▶ What is needed:
Check each line of the material. Copy those containing "Mottakers".

════════════════

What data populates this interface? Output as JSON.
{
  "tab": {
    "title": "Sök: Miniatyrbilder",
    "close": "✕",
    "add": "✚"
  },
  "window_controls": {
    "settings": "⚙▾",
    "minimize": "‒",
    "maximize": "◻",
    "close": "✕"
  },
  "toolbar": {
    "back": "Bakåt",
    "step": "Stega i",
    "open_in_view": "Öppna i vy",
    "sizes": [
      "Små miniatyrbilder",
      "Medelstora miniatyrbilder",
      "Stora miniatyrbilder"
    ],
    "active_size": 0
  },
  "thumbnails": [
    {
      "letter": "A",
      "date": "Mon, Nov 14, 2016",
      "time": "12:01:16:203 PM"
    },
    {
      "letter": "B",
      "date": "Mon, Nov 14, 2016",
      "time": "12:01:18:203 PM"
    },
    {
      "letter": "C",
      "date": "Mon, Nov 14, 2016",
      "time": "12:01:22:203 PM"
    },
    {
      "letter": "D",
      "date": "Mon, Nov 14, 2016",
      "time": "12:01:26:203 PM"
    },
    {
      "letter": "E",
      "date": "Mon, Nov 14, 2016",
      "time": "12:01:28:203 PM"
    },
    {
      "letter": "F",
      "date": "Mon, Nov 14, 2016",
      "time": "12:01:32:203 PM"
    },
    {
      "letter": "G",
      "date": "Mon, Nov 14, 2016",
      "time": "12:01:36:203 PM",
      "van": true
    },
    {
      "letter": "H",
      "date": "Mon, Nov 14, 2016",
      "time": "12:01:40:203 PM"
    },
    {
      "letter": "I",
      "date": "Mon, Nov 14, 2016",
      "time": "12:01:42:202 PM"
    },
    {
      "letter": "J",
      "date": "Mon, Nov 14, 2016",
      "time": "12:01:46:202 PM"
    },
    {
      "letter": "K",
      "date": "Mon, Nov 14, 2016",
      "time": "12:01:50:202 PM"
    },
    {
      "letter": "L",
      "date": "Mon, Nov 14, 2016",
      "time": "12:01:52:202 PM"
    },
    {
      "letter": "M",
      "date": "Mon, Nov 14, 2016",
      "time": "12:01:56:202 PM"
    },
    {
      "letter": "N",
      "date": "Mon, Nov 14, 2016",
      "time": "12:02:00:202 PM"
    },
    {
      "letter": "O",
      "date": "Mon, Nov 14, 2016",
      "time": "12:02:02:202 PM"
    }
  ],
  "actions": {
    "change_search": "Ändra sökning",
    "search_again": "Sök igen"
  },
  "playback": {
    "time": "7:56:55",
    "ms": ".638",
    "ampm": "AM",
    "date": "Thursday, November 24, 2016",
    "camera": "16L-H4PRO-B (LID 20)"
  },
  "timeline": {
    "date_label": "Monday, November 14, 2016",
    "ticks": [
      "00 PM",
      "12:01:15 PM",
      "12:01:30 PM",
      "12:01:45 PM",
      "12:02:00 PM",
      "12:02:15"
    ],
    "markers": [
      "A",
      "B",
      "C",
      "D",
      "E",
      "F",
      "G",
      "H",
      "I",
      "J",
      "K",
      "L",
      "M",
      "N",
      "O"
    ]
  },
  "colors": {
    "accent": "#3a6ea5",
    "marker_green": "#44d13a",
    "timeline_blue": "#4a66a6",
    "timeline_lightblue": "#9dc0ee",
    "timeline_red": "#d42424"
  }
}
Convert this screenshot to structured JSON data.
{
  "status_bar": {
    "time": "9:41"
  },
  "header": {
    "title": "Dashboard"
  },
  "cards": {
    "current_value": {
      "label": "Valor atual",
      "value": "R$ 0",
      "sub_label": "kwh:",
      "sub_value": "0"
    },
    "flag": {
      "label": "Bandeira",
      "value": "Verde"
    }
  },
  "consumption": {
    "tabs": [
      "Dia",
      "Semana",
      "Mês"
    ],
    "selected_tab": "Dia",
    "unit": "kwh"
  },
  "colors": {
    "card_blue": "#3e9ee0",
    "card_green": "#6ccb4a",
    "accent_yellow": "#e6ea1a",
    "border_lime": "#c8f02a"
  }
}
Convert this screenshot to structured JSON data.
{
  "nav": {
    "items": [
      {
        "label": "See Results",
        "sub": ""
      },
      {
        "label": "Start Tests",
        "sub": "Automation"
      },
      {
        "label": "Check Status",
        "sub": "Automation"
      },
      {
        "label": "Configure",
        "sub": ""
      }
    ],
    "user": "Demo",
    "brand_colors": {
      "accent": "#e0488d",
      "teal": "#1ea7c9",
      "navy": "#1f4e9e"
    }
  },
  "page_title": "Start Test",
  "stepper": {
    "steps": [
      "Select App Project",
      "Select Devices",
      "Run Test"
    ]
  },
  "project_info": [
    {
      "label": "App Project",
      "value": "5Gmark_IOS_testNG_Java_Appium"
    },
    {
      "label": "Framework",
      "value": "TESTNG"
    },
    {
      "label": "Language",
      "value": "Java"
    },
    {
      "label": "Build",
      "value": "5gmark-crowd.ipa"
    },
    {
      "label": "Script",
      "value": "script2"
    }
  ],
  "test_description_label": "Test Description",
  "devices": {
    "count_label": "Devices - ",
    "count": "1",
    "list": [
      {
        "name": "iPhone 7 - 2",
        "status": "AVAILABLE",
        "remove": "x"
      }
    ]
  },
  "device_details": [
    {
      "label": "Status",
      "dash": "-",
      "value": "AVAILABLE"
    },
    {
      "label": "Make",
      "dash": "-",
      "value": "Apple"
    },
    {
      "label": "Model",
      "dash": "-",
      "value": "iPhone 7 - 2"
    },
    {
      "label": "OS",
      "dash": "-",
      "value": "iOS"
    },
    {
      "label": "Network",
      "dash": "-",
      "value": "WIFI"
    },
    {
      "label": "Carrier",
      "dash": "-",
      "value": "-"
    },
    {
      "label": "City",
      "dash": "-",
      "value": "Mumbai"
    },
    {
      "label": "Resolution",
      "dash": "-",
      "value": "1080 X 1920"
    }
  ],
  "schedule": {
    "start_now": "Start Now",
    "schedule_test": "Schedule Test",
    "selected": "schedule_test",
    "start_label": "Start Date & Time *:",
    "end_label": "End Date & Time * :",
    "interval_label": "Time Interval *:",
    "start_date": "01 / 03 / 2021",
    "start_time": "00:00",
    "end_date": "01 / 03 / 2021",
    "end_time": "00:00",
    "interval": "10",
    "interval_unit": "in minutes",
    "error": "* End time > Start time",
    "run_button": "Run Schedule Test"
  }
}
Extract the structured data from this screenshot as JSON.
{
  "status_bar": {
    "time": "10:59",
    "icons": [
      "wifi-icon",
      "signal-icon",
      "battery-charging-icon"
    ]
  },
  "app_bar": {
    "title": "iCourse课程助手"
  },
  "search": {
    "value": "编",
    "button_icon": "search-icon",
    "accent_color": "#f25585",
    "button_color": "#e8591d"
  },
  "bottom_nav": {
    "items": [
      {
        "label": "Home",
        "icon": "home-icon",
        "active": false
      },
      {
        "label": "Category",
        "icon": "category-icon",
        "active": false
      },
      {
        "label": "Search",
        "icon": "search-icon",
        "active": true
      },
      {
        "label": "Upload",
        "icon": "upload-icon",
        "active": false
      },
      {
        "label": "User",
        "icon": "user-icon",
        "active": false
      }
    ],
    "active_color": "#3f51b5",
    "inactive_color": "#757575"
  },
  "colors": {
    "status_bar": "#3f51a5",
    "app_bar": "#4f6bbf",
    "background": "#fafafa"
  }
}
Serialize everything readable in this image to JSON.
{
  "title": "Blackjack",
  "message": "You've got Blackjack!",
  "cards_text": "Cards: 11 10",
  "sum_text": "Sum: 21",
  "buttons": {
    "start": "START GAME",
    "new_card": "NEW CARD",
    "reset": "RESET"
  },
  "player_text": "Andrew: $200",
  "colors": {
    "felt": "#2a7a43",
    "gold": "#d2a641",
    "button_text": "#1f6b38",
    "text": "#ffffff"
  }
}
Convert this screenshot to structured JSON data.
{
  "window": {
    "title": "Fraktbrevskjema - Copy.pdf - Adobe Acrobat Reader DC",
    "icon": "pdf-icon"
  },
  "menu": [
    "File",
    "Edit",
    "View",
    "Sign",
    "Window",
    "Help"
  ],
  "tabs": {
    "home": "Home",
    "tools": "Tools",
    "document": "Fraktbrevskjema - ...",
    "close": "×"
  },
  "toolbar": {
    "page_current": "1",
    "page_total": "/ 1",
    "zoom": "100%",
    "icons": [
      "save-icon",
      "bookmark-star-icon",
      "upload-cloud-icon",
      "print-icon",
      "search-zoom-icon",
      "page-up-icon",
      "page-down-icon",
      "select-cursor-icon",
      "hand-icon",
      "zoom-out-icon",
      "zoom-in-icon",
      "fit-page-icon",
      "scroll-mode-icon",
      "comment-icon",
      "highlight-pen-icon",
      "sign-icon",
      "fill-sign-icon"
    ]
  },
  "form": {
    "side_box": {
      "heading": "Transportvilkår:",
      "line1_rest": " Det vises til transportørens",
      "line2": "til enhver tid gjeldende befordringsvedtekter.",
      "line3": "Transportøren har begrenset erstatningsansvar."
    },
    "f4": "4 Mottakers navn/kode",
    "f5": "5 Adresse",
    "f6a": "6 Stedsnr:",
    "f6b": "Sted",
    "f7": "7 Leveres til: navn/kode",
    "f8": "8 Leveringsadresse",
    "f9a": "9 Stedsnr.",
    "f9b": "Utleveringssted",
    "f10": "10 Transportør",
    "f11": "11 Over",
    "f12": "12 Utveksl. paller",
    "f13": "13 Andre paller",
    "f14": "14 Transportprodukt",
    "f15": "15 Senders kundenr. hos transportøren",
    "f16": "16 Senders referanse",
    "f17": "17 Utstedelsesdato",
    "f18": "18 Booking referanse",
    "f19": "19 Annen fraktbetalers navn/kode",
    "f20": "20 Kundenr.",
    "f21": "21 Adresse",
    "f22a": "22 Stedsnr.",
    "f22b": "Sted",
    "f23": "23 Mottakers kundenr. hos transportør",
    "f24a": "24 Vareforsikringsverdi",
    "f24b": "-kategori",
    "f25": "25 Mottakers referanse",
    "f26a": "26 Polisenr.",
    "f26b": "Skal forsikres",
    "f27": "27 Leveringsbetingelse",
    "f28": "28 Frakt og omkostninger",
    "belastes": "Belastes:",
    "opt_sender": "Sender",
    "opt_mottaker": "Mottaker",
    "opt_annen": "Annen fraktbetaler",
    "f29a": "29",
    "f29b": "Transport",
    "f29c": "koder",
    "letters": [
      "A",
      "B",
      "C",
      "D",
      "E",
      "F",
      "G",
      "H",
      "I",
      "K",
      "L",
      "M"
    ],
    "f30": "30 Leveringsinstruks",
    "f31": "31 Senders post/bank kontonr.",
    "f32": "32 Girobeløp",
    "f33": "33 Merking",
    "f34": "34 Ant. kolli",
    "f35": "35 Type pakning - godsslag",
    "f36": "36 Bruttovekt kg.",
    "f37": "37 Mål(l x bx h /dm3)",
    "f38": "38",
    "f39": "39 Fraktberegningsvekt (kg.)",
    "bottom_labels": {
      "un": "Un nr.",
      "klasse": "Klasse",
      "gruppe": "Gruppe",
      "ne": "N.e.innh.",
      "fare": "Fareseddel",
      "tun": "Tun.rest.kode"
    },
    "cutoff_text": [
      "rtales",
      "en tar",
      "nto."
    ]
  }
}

════════════════

▶ Output for this exercise:
    "f4": "4 Mottakers navn/kode",
    "f23": "23 Mottakers kundenr. hos transportør",
    "f25": "25 Mottakers referanse",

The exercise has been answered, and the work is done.